**Problem to solve:**
Locate all lines in the data below that hold "zdający" and show them.

**Collected data entries:**

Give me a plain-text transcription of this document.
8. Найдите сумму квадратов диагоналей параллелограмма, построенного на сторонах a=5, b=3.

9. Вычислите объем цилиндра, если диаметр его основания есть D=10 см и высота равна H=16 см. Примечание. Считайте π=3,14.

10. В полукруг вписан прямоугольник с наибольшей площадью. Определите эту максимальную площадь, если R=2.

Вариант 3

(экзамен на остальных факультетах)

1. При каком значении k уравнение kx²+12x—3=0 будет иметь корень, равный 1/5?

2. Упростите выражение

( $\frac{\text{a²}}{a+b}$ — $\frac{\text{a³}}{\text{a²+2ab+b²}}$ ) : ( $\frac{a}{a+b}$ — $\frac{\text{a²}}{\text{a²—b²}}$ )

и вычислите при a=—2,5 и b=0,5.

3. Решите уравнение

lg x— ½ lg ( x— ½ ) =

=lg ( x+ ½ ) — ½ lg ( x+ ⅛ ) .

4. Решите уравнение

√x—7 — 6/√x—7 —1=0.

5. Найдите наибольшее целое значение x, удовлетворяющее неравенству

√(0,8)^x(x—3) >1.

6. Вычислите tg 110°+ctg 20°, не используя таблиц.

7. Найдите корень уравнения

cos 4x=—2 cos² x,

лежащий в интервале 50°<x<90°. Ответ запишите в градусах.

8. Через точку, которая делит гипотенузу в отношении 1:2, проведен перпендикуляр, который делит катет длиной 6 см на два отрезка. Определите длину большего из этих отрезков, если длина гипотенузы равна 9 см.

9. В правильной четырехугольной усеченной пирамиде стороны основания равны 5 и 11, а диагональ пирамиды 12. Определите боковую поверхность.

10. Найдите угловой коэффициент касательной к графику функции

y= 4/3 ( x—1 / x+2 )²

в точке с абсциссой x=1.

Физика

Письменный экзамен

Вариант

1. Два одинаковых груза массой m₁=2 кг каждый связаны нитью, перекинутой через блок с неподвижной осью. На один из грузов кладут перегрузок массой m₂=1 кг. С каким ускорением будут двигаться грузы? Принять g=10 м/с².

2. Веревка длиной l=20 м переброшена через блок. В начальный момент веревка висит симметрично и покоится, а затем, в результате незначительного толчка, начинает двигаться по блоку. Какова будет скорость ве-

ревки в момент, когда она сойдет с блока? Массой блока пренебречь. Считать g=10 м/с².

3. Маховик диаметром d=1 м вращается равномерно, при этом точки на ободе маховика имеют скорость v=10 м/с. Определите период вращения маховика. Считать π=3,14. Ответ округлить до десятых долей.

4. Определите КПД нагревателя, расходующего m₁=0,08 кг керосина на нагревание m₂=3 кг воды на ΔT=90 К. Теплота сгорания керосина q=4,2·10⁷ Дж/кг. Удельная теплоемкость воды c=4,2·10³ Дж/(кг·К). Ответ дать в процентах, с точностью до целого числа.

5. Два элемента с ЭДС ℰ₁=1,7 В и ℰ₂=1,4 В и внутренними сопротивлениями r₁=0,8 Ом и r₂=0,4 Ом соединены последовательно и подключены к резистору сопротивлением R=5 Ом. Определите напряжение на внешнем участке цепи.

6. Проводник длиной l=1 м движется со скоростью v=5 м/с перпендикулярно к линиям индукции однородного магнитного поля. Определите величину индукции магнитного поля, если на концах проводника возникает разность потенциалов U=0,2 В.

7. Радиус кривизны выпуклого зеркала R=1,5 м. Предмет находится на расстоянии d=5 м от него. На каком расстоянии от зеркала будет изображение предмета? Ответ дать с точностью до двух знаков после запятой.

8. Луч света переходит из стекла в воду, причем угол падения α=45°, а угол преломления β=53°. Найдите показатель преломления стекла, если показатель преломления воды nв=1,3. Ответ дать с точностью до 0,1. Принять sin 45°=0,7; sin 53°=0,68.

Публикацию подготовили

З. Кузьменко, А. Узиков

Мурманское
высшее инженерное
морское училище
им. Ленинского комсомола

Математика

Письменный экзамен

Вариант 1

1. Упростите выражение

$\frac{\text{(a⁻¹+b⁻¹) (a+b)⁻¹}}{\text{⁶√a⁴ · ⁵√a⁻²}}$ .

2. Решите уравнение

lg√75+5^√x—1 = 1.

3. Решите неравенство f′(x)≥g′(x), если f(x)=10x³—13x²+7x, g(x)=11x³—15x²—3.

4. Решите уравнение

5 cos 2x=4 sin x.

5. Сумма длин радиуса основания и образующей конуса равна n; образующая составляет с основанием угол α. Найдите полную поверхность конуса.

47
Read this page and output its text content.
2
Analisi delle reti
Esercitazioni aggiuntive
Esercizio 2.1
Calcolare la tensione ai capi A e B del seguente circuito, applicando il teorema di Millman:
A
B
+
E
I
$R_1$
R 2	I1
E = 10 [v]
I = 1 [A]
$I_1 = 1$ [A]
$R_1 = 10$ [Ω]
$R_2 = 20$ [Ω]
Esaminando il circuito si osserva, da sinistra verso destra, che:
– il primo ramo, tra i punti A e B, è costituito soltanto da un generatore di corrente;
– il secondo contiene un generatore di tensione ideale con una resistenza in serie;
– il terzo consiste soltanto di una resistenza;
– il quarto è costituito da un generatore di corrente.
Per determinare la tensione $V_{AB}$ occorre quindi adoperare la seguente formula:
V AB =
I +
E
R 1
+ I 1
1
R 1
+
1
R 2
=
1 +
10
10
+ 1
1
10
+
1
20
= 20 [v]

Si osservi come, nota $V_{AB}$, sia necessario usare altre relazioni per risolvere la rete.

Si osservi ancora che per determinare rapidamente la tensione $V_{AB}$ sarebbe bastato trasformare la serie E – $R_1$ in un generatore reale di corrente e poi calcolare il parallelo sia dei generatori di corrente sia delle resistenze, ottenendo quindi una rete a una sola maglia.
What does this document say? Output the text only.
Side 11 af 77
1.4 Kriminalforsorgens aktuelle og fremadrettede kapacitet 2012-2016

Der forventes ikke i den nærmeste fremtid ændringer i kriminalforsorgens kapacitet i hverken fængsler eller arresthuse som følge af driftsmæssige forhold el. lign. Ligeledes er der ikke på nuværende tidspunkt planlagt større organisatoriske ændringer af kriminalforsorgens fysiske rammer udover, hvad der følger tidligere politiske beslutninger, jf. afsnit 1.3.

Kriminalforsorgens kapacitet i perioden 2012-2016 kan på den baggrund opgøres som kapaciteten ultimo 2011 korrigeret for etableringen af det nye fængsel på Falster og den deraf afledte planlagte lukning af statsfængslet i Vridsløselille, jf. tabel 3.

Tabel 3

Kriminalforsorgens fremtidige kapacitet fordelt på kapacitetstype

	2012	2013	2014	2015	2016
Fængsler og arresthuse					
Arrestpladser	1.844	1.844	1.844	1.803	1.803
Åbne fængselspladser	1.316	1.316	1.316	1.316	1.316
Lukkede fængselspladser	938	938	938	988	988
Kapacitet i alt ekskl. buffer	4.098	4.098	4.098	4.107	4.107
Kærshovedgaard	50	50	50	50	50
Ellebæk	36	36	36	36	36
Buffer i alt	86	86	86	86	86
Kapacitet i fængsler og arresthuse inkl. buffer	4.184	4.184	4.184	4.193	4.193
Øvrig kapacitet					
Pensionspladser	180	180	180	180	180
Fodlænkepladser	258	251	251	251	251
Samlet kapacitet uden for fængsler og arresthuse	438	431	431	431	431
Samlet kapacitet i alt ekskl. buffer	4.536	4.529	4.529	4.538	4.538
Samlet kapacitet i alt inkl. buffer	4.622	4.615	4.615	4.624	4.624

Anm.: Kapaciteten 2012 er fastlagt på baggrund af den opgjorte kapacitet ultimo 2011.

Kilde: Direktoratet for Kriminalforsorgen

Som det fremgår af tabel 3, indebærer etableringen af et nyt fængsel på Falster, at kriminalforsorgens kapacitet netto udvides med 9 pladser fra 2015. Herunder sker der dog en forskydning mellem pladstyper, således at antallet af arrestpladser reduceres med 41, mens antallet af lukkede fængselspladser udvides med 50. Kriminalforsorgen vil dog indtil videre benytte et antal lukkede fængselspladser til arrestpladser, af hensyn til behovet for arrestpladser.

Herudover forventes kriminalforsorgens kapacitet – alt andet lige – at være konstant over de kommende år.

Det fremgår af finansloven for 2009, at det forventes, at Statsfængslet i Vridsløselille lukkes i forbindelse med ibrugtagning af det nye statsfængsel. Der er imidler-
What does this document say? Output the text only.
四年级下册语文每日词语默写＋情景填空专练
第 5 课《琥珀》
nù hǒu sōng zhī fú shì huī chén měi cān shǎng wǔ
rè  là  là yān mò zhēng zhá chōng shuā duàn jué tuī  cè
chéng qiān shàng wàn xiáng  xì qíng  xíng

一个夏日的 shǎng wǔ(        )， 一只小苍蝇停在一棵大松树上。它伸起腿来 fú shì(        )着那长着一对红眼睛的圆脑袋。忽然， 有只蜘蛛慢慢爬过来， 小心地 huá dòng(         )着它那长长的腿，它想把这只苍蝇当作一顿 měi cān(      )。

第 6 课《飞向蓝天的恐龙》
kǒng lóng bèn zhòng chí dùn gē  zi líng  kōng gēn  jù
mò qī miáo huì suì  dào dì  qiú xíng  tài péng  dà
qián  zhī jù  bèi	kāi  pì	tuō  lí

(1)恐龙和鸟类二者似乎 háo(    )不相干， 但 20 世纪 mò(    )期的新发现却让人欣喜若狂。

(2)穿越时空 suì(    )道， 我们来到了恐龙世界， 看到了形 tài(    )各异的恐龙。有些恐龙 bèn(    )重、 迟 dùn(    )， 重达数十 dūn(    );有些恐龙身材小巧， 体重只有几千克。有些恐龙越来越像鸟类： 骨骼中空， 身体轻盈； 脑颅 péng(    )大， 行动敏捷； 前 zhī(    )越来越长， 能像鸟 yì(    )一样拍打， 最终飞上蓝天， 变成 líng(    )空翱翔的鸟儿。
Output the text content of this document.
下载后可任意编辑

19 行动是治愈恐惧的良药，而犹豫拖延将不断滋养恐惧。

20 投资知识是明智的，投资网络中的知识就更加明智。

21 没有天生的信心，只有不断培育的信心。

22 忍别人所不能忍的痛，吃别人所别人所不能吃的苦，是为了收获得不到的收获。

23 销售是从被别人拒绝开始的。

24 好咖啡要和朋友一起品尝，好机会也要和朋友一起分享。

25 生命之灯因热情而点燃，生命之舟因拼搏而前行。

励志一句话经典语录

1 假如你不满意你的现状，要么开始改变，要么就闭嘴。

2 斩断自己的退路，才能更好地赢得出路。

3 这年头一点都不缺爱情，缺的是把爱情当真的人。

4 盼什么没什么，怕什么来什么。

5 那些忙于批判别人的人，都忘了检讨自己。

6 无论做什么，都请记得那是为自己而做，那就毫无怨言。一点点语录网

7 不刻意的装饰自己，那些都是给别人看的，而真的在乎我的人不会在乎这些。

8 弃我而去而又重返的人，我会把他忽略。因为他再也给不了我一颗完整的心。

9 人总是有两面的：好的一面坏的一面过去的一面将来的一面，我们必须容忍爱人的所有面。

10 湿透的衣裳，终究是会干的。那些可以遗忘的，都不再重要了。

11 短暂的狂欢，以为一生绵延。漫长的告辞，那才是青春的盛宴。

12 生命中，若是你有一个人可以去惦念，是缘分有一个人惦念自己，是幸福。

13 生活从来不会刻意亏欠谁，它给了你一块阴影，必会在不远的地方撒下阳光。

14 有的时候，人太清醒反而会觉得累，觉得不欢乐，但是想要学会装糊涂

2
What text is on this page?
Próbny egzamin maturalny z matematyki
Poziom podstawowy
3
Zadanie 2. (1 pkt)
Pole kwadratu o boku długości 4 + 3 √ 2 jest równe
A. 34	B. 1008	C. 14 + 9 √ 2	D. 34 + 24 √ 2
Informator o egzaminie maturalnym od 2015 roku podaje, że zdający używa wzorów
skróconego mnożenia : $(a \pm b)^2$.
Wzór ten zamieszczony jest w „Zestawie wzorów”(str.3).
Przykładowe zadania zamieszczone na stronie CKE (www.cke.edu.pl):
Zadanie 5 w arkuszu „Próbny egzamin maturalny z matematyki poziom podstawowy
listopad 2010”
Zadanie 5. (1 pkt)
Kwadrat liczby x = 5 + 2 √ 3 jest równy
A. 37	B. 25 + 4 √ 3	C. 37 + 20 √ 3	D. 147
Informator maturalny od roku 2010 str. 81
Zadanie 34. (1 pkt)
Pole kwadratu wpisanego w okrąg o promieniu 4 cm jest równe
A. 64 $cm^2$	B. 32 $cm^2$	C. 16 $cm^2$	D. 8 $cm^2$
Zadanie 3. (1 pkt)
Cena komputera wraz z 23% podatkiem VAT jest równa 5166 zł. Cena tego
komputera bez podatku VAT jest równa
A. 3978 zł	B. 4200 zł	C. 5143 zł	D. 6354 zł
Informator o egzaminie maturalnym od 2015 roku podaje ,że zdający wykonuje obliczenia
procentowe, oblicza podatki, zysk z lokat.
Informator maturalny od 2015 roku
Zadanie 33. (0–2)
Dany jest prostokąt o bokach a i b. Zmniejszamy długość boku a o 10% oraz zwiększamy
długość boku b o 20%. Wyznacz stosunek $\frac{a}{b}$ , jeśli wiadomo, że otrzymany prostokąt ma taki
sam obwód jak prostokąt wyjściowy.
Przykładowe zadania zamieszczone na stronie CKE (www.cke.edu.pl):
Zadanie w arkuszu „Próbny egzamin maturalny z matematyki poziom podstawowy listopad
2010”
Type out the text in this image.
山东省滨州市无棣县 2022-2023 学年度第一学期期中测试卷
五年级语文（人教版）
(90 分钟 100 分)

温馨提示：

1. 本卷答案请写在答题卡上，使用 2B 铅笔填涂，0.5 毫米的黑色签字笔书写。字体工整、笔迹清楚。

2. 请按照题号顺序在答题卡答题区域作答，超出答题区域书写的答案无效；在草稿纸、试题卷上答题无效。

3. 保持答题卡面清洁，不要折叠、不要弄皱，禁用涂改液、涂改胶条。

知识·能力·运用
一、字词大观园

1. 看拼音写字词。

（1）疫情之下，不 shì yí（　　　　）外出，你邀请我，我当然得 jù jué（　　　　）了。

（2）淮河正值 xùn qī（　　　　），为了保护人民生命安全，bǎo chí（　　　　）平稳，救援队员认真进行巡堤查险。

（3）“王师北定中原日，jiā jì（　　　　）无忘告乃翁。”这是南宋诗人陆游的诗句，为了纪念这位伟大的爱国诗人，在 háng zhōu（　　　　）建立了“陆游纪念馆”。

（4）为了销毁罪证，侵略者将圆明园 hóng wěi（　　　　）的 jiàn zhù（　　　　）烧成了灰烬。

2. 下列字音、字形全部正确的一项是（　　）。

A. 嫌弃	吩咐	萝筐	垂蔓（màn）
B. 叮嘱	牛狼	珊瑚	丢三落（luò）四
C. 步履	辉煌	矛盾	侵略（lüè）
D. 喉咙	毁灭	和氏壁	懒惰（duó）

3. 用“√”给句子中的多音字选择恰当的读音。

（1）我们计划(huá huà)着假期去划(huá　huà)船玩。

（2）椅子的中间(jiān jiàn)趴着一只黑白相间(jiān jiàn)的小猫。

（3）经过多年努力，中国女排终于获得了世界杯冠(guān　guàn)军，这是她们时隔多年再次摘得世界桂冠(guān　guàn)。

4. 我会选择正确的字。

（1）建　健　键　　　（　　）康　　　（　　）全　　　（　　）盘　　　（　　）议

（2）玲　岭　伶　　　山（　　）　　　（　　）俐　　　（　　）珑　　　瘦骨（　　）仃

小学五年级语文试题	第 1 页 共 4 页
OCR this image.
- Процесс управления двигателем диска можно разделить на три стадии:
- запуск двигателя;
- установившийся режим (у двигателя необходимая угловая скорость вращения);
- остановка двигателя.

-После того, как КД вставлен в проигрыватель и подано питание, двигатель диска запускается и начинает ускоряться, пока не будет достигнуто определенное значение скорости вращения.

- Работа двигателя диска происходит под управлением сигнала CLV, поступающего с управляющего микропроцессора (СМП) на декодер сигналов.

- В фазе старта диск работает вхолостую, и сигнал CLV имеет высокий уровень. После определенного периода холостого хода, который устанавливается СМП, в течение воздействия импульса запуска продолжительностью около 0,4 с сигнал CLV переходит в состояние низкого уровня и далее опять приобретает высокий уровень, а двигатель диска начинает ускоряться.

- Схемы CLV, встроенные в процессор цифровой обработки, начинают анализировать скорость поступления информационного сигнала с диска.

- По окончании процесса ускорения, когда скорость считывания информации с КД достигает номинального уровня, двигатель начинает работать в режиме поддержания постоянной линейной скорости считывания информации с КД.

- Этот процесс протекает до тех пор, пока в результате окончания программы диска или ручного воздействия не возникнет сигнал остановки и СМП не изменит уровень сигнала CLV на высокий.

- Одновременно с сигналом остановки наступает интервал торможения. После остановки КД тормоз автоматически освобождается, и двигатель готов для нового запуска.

**Task solution:**
Informator o egzaminie maturalnym od 2015 roku podaje, że zdający używa wzorów
Informator o egzaminie maturalnym od 2015 roku podaje ,że zdający wykonuje obliczenia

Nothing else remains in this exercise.